> **MATERIAL SUPPLIED**:
>> begin

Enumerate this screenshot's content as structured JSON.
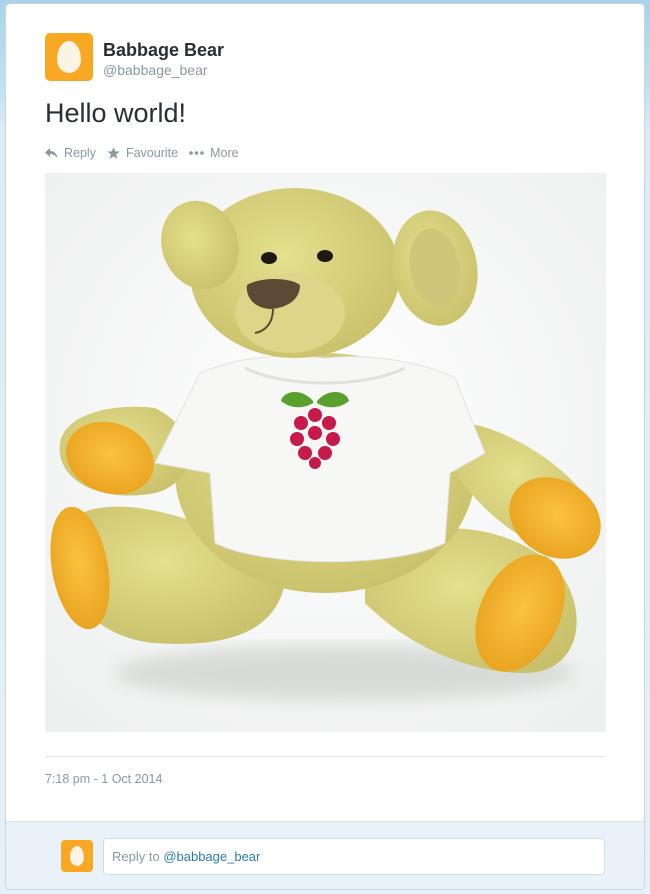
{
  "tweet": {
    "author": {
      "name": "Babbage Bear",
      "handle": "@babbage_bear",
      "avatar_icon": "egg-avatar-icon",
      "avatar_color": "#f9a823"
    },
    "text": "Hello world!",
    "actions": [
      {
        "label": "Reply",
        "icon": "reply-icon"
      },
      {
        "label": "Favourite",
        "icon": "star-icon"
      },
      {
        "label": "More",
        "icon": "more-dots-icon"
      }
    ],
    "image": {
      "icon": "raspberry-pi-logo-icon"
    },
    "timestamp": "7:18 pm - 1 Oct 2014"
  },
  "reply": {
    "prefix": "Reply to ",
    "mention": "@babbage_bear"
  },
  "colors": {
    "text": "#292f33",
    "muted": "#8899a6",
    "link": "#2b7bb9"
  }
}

>> end
>> begin

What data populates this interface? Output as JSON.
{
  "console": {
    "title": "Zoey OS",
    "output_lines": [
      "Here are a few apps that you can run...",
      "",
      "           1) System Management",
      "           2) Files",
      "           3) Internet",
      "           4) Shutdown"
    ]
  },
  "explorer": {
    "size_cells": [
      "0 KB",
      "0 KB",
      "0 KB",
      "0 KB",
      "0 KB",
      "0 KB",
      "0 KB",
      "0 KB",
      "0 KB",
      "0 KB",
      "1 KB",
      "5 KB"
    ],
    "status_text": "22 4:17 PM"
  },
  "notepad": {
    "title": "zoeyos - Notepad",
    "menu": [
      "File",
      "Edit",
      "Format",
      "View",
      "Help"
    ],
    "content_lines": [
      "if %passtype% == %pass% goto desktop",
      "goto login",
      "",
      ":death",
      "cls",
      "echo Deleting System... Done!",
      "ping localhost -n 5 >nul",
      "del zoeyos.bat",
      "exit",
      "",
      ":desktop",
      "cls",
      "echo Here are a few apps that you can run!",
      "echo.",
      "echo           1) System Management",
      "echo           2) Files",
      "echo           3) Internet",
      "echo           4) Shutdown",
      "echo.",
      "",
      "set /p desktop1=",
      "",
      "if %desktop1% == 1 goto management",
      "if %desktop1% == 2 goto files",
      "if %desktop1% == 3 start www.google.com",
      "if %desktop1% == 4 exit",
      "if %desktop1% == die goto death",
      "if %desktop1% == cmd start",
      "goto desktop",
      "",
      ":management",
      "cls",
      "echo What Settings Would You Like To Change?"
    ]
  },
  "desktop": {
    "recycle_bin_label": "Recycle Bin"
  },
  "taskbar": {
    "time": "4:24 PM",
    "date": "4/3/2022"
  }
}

>> end
>> begin

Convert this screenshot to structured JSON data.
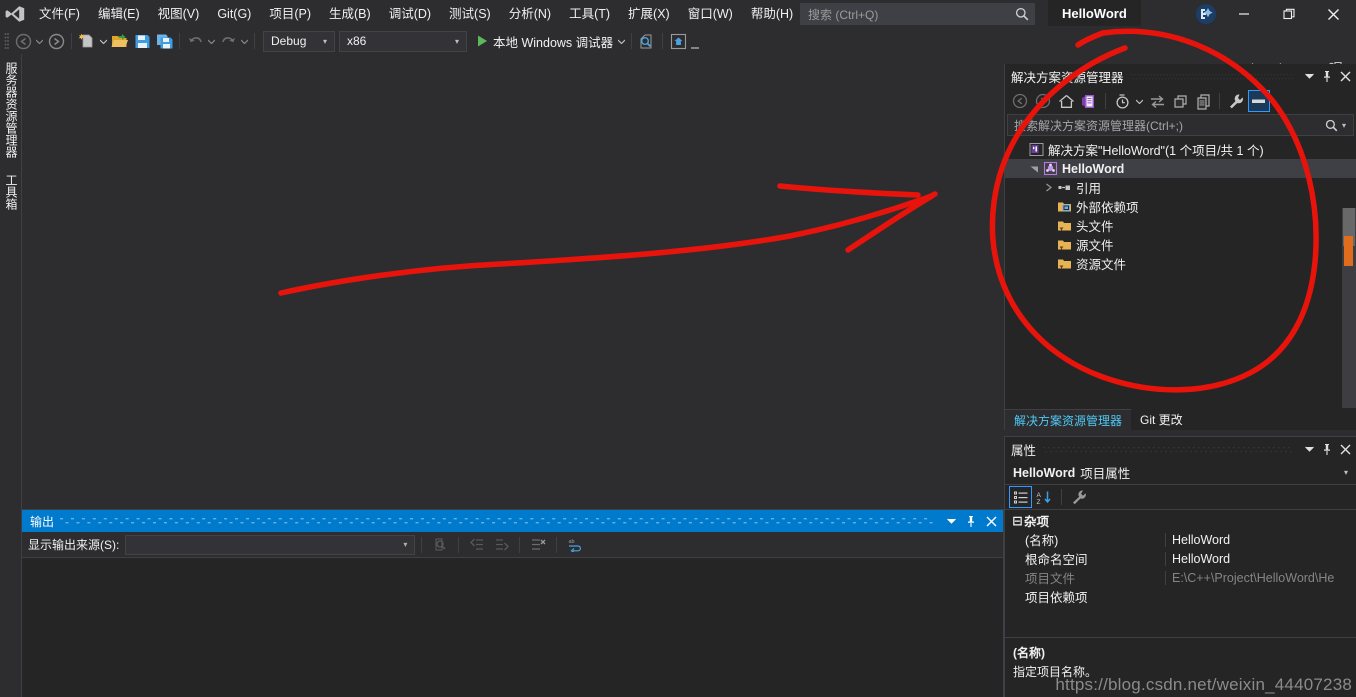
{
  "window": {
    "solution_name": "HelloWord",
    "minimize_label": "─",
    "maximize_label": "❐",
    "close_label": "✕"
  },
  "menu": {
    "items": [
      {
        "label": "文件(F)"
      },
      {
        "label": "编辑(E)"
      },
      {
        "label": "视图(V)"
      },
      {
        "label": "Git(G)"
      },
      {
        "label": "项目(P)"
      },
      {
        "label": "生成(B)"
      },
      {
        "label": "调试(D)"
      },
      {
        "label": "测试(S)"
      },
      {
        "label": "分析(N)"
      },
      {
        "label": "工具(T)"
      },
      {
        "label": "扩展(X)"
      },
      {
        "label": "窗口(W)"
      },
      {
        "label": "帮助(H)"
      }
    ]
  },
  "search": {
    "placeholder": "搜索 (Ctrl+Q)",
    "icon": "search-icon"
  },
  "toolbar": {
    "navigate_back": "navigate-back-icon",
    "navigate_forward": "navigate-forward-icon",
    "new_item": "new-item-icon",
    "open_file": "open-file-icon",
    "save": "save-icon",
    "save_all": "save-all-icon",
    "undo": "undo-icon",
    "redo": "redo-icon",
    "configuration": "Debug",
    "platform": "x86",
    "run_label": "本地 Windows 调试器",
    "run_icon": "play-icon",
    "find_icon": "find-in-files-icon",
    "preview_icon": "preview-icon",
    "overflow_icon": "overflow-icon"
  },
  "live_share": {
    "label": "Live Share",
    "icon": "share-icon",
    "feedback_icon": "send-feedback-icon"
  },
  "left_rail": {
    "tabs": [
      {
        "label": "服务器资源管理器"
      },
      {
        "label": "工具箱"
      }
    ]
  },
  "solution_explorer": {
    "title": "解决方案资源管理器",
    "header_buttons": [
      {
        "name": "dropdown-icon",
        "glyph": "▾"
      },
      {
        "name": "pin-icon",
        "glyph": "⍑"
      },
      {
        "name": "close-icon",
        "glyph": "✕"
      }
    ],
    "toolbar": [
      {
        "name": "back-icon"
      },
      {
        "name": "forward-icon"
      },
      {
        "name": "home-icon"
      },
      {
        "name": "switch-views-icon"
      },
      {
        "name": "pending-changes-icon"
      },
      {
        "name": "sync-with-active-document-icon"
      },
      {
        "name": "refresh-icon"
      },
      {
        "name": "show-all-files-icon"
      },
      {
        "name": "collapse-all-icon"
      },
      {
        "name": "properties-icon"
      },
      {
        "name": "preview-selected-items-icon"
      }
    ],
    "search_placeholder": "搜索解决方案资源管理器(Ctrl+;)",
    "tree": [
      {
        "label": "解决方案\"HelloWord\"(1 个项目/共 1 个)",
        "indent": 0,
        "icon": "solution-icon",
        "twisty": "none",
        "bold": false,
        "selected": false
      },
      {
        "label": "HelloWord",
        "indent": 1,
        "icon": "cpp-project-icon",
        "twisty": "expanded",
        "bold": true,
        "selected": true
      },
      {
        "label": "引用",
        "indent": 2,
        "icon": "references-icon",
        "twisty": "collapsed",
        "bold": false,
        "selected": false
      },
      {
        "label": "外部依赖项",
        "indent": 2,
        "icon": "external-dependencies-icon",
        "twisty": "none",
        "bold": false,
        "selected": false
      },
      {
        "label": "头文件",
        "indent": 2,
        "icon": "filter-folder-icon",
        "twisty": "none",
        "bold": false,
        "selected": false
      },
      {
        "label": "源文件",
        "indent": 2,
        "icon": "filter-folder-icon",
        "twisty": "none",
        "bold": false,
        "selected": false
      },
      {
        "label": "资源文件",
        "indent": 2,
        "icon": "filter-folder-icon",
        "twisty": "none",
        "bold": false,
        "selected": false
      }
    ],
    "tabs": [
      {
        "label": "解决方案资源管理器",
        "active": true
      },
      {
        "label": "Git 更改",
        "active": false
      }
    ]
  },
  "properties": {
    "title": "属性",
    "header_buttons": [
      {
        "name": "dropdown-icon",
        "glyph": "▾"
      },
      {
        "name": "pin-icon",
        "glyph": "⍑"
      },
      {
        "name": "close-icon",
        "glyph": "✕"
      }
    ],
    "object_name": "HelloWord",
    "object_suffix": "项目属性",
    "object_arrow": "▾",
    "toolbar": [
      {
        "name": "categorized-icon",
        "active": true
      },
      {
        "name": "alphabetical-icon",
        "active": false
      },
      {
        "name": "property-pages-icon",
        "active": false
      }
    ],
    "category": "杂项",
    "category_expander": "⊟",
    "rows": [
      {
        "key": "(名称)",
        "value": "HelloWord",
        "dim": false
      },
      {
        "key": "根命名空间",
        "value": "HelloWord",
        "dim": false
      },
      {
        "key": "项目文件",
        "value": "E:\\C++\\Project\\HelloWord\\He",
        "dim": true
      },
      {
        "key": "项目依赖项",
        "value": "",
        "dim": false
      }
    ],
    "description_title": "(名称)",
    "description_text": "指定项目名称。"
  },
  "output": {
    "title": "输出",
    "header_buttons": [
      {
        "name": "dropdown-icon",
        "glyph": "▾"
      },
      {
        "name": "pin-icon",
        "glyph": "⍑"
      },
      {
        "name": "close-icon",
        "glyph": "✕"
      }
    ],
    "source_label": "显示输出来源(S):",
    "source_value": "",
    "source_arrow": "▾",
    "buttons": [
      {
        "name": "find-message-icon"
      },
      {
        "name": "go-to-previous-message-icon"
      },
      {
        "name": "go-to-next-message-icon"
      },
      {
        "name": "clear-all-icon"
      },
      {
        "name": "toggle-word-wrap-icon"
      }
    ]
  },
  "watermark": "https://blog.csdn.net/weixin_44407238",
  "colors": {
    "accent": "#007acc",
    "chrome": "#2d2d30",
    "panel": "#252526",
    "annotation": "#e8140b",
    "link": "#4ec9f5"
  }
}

>> end

Check each line of the entries above, and show every one holding the word "true".

> **WRITTEN SOLUTION**:
        "bold": true,
        "selected": true
        "active": true
        "active": true
        "dim": true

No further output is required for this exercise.